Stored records
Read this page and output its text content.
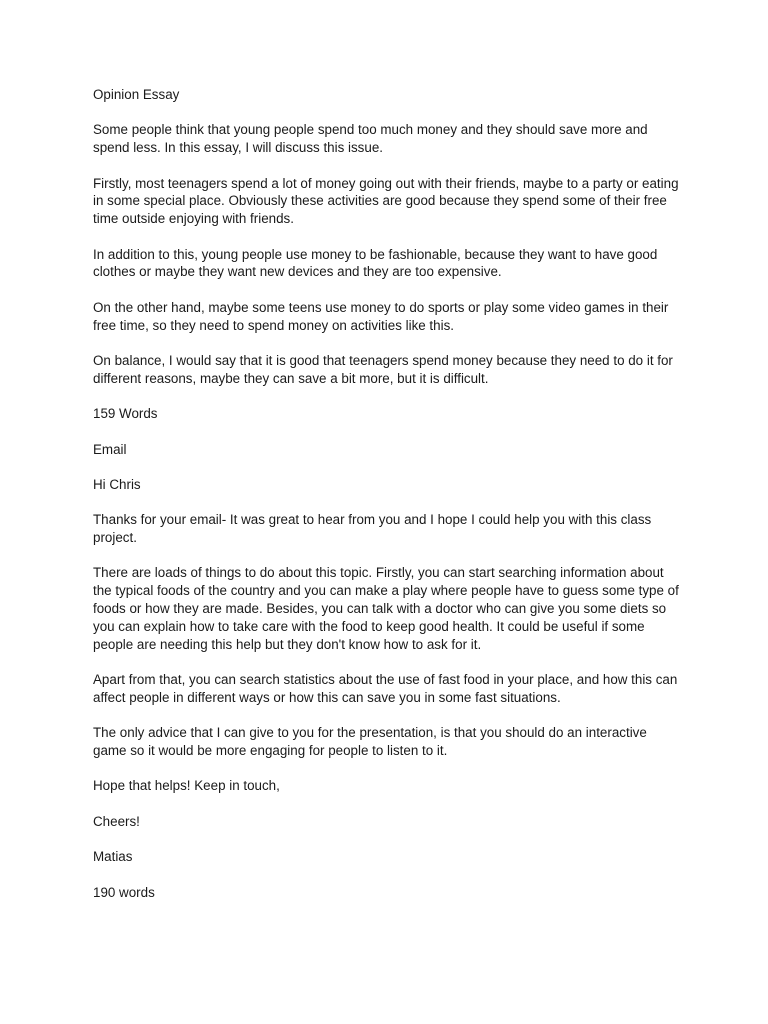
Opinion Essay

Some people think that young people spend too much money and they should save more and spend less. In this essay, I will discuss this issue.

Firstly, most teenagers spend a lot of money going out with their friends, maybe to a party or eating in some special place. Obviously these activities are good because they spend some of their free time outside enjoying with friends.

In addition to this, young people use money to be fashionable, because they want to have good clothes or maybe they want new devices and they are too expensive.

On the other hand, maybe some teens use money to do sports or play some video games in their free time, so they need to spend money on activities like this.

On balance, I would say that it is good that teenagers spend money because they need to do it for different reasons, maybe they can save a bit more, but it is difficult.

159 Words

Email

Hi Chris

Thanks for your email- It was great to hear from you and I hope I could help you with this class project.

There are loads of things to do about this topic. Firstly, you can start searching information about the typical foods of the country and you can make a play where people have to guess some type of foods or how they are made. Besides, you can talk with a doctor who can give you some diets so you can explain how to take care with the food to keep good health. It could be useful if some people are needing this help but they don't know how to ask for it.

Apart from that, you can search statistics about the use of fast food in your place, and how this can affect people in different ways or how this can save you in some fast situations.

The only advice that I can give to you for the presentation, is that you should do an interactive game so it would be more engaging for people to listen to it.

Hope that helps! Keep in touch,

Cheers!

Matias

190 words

■ **Problem statement**: Give only the number of lines in the material above where the string "their" appears.

■ **Solution to the problem**: 2